Extracted material —
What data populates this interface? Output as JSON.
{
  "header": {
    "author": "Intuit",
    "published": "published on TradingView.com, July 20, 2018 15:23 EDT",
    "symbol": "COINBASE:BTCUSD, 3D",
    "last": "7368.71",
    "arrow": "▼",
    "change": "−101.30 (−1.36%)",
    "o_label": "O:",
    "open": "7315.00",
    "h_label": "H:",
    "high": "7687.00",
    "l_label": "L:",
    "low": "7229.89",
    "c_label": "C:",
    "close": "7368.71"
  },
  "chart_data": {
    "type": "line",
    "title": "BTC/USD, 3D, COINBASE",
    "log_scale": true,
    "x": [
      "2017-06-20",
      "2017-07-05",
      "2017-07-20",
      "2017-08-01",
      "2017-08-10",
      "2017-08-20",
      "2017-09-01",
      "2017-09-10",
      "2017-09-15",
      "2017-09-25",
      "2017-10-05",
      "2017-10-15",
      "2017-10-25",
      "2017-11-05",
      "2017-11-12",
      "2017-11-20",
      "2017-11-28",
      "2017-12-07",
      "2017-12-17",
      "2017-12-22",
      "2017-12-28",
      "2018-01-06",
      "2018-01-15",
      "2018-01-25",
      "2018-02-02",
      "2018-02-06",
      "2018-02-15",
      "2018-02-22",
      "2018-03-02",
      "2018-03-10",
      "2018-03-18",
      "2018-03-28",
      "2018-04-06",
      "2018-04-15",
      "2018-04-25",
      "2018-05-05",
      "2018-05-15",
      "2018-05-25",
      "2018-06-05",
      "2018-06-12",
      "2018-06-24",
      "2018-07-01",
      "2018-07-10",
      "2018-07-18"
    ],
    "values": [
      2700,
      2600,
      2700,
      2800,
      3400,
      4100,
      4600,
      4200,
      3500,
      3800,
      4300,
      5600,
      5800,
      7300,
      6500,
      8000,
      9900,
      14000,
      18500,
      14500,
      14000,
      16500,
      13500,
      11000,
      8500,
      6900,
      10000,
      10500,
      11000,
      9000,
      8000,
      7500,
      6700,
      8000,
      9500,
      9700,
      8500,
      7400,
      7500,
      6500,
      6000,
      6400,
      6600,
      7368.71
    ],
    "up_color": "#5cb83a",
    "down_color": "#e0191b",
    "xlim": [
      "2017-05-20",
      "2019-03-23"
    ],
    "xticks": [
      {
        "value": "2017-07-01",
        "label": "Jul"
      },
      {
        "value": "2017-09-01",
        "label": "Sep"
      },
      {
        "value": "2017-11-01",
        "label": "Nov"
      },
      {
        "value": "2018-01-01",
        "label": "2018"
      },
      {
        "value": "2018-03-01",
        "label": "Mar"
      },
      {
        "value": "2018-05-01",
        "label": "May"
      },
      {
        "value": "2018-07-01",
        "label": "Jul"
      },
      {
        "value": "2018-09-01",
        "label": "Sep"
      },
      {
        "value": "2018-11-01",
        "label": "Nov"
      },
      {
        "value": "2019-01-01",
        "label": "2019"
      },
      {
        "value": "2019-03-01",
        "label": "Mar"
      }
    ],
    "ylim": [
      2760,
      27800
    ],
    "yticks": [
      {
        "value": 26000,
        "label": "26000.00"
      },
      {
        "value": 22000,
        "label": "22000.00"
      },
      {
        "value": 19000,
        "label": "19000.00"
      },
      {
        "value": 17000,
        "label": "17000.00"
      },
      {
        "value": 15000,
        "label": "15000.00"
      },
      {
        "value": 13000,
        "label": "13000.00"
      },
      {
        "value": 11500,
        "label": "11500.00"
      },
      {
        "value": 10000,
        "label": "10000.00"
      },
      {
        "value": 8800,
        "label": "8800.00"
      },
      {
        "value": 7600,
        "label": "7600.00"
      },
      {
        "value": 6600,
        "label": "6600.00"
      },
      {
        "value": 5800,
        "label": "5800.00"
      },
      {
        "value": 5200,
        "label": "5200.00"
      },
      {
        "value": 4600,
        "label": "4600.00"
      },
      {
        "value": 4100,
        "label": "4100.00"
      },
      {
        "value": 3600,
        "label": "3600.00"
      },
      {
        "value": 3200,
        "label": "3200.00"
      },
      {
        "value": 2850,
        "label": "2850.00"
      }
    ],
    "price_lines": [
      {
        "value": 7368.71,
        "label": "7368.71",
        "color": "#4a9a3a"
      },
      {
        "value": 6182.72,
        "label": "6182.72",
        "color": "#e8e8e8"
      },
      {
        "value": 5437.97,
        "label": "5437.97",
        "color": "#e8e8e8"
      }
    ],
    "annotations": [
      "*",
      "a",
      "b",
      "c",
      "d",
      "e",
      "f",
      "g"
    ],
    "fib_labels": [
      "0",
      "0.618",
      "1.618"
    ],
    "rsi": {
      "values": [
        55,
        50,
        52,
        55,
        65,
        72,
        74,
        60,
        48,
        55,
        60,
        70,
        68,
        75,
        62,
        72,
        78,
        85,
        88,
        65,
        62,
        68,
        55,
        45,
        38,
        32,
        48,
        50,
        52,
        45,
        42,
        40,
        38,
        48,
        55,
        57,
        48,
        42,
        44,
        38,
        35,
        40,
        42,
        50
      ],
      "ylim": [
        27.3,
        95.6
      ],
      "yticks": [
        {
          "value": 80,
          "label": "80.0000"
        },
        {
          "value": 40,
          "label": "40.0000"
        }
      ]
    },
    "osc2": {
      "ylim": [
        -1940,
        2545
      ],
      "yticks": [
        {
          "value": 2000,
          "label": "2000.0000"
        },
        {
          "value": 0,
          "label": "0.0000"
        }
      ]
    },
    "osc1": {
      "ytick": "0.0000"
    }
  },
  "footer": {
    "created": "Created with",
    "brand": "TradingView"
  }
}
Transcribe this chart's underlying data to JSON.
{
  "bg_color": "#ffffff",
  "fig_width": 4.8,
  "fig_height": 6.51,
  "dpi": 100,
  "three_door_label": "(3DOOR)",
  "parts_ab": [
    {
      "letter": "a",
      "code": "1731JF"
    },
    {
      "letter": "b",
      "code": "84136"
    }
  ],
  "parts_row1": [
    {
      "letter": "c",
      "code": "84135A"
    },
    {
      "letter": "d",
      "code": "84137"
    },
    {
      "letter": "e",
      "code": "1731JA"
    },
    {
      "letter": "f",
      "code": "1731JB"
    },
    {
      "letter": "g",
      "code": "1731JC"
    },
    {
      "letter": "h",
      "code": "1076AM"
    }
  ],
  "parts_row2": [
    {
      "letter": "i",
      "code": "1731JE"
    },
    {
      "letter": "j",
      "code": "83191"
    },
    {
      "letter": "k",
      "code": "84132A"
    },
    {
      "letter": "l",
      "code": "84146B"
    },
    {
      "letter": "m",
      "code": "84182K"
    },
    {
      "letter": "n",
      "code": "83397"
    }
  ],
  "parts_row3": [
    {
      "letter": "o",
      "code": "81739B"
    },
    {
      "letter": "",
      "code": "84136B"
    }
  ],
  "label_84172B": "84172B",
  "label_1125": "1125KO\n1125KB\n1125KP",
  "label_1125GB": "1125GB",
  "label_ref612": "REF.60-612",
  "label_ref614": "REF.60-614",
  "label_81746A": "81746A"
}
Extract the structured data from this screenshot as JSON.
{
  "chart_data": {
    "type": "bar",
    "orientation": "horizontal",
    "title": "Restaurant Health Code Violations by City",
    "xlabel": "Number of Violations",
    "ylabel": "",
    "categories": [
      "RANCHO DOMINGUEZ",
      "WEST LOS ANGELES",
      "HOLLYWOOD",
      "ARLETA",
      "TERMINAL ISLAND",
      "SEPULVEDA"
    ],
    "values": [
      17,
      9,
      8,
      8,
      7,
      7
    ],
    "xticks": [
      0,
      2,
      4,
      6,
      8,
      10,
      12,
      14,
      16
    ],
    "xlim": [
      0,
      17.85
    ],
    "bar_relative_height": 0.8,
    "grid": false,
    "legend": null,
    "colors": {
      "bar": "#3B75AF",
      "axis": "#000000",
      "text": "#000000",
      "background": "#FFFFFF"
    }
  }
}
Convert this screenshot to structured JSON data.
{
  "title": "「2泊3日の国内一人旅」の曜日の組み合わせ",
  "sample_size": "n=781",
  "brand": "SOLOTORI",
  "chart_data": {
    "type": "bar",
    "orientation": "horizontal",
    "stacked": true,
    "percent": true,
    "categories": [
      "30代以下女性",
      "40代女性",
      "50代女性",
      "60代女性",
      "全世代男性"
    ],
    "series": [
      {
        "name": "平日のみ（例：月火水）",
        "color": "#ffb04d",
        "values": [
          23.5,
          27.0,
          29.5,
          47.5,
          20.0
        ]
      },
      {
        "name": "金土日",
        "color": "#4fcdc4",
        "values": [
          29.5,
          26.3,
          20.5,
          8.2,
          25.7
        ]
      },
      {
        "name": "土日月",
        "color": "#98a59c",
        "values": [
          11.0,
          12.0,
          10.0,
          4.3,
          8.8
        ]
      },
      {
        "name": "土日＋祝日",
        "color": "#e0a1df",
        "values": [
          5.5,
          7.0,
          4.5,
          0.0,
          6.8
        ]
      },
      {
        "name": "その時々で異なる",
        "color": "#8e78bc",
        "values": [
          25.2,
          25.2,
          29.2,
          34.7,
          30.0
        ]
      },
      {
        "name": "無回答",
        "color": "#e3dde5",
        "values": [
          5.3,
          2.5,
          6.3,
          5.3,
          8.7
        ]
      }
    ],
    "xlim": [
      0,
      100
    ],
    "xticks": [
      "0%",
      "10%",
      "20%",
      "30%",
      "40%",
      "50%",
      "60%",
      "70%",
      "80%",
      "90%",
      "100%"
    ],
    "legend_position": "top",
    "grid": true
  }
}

Exercise instructions — Every line in the data that holds "true" should be copied out.

Solution to this task —
    "log_scale": true,
    "stacked": true,
    "percent": true,
    "grid": true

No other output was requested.